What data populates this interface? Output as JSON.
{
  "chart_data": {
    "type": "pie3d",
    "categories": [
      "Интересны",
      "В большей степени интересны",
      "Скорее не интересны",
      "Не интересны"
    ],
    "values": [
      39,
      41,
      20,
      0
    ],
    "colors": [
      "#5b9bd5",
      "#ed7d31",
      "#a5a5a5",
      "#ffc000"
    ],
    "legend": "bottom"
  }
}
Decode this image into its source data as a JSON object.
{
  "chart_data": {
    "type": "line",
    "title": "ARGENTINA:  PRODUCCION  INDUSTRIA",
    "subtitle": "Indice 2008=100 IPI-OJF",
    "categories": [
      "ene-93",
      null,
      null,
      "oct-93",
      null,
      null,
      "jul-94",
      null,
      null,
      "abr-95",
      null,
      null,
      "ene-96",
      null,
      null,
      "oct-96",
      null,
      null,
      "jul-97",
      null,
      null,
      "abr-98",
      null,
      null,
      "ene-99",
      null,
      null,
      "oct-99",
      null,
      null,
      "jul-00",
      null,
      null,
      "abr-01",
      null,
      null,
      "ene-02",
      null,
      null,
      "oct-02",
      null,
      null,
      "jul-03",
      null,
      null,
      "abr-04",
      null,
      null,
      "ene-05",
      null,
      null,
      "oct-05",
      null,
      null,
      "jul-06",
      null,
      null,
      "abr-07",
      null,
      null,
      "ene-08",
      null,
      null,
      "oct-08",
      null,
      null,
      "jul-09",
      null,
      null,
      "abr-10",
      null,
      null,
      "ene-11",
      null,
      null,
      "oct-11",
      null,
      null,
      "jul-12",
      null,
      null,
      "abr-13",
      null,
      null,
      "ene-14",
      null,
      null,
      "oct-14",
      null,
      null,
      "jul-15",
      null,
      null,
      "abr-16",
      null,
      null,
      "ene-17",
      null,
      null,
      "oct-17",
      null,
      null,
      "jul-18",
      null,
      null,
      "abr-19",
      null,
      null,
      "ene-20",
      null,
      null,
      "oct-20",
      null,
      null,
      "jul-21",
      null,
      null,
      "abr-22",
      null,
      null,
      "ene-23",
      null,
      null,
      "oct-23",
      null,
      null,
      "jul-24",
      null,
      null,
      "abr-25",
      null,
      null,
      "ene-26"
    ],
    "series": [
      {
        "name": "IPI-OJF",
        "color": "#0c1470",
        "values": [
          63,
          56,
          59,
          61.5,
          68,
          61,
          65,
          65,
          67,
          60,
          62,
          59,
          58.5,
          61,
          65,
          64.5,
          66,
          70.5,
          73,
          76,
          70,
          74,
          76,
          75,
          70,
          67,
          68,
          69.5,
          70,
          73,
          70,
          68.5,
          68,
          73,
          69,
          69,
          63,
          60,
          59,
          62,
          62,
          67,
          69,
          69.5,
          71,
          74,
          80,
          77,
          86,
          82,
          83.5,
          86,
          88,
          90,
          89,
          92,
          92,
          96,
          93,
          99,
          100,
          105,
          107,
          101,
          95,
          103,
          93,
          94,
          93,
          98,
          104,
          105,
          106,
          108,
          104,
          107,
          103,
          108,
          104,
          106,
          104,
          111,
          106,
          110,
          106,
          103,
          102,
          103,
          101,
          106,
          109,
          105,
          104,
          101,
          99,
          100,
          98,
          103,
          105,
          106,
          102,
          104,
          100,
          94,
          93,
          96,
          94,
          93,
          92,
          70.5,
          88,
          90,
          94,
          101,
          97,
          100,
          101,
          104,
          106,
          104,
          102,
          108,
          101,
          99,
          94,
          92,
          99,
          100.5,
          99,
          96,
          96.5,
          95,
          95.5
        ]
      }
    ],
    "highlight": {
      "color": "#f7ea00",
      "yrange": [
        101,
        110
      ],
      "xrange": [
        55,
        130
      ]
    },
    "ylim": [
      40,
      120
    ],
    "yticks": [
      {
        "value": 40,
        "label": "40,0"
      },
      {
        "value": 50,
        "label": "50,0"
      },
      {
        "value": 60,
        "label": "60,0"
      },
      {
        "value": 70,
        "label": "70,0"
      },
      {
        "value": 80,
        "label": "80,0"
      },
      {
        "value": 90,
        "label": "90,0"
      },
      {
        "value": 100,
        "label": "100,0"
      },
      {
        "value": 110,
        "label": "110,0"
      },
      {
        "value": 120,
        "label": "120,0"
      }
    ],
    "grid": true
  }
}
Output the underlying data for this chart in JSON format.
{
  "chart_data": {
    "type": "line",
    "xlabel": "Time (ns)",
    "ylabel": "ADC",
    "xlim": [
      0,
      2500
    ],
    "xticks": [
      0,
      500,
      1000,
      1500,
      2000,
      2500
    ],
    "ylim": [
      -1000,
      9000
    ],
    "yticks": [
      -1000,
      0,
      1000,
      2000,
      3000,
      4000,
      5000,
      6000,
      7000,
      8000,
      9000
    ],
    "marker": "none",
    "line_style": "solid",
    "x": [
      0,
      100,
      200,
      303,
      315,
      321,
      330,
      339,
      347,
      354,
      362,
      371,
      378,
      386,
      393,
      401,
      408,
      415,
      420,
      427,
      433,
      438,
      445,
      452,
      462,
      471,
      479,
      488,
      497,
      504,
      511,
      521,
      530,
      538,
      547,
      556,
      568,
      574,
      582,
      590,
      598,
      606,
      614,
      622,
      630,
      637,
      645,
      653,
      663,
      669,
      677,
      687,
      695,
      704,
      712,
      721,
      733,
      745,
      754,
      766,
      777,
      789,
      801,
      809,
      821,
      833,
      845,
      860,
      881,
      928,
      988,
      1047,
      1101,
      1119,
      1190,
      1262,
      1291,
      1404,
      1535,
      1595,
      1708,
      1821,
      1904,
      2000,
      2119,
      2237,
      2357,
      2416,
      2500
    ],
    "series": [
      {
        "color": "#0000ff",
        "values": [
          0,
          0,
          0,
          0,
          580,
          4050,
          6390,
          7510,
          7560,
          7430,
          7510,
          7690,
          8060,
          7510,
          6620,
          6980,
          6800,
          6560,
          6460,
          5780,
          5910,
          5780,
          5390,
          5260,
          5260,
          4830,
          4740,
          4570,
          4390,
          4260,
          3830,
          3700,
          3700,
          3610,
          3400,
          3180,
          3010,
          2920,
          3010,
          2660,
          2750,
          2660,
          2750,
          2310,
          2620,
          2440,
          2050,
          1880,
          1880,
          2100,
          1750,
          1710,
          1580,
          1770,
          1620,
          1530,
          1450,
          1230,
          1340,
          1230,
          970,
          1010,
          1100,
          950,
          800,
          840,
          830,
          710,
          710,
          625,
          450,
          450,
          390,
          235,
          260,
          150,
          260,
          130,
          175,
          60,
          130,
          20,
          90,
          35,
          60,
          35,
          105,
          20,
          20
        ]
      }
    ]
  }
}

+-------+

Aim:
Pull out every line of the entries that includes the word "Output".

Response below:
What data populates this interface? Output as JSON.
Output the underlying data for this chart in JSON format.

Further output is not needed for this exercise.